INFORMATION PROVIDED =

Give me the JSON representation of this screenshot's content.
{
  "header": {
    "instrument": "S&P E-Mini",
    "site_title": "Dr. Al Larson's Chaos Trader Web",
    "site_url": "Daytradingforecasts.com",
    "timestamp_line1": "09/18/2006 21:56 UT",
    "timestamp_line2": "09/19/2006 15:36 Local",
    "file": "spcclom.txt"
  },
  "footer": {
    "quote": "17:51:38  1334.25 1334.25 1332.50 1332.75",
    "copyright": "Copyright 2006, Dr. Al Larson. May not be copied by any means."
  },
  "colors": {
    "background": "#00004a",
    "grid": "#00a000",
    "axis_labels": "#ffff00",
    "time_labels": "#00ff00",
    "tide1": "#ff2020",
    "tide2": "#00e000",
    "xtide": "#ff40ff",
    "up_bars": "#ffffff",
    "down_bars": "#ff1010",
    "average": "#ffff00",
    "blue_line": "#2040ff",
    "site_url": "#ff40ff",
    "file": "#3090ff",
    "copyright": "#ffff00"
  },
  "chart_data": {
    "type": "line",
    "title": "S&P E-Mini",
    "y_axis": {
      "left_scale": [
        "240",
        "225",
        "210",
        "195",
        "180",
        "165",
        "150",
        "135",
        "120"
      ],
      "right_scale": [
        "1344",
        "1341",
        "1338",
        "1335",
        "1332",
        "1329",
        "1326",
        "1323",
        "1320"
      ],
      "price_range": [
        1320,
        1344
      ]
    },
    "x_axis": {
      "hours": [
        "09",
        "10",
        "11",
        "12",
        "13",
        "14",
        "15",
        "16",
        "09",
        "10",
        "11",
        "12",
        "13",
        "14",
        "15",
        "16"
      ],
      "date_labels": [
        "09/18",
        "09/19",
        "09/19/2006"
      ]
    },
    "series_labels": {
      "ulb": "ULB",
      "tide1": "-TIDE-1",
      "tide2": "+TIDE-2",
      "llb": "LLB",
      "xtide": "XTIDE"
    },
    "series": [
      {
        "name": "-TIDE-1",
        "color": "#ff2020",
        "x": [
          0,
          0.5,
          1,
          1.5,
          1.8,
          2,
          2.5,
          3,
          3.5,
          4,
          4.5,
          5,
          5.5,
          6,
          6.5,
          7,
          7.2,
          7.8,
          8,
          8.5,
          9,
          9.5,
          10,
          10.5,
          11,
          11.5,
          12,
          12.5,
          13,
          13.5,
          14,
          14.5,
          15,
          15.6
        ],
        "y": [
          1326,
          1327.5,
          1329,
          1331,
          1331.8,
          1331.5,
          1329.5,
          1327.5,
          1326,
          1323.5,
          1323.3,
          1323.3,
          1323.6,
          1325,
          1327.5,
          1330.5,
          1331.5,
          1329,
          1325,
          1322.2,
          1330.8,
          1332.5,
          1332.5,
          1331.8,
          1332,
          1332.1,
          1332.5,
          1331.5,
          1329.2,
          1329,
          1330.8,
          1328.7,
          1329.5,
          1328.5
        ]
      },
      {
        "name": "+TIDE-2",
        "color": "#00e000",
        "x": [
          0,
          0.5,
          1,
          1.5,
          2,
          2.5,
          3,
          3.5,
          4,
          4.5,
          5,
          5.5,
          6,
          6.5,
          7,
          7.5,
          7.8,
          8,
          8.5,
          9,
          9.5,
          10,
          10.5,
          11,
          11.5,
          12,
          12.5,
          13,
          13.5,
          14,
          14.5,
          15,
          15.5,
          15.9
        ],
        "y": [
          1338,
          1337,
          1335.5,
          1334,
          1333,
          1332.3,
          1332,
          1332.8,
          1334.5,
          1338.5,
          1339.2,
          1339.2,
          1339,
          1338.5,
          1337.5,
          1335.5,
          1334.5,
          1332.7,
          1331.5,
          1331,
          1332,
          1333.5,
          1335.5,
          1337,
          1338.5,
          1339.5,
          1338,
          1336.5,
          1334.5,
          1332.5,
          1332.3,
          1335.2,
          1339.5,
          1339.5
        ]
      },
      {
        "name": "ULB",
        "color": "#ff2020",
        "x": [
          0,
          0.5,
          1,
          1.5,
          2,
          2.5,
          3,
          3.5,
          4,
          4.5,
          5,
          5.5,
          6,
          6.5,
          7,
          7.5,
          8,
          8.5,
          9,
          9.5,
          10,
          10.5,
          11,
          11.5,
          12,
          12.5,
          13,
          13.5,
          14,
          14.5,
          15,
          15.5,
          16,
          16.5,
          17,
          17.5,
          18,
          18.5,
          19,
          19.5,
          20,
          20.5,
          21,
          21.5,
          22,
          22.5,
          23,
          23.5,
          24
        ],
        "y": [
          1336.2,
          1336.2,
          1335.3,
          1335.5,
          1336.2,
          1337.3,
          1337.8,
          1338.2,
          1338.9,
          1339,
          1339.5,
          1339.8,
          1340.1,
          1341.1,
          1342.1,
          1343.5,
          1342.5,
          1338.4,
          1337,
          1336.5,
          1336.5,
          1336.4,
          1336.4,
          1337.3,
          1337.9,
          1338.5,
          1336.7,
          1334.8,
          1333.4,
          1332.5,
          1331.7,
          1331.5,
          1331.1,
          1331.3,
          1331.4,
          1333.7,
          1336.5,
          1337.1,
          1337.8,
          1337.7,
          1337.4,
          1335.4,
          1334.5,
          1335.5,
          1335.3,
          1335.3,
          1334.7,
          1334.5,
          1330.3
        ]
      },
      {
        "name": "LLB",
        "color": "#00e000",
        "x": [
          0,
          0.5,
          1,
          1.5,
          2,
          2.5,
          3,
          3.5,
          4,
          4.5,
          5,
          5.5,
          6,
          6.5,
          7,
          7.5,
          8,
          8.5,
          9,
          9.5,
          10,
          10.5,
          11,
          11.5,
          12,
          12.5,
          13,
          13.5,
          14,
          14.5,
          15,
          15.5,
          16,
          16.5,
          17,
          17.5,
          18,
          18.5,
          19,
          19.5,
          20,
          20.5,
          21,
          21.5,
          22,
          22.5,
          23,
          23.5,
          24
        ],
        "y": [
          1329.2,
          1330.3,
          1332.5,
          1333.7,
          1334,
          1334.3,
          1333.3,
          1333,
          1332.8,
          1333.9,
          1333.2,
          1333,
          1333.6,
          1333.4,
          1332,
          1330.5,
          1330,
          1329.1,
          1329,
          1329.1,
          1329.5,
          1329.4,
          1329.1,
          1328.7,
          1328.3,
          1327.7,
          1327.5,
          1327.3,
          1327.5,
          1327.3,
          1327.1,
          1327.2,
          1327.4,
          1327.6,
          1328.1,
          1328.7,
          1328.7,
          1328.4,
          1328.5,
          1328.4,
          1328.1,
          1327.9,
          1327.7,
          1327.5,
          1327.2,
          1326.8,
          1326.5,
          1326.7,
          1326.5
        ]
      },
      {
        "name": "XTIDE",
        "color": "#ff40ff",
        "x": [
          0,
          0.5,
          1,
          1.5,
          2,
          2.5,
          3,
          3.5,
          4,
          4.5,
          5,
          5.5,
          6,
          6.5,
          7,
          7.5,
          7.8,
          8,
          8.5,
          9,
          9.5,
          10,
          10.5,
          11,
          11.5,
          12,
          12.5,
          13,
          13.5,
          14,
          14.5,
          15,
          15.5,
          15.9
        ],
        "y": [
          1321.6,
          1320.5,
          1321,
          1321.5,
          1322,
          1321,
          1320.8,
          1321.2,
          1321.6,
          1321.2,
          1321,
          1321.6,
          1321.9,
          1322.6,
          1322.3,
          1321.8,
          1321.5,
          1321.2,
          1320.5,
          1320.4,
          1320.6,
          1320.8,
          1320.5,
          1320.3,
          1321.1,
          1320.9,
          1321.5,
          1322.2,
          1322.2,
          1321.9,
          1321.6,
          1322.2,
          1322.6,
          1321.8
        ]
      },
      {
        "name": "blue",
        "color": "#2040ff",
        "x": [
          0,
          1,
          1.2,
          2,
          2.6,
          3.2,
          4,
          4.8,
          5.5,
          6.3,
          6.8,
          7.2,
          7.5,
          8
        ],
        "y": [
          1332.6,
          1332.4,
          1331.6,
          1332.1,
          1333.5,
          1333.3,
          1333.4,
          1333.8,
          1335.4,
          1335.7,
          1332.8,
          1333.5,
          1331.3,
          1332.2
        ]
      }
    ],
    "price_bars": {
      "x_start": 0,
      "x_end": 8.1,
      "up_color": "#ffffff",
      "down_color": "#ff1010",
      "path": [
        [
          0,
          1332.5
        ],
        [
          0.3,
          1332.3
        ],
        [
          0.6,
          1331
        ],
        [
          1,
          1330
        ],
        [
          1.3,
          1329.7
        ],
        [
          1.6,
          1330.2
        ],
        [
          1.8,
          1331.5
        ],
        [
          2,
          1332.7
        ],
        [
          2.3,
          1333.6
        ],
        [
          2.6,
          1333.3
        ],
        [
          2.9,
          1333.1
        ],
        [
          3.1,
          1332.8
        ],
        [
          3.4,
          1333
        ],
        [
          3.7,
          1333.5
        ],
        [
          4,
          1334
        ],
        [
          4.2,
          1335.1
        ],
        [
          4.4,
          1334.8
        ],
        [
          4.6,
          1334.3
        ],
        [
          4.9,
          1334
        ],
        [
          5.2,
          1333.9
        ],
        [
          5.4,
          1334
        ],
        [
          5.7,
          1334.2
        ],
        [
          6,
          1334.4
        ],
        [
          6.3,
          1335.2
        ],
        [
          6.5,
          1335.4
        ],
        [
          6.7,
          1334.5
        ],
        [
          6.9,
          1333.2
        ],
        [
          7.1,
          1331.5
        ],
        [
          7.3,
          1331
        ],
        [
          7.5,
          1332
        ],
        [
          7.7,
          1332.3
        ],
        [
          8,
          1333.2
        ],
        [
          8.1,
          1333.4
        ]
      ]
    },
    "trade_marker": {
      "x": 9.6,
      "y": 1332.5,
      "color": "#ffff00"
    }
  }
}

INSTRUCTIONS FOR THE TASK =
Report every line in the data above in which the word "name" appears.

RESPONSE TO THE TASK =
        "name": "-TIDE-1",
        "name": "+TIDE-2",
        "name": "ULB",
        "name": "LLB",
        "name": "XTIDE",
        "name": "blue",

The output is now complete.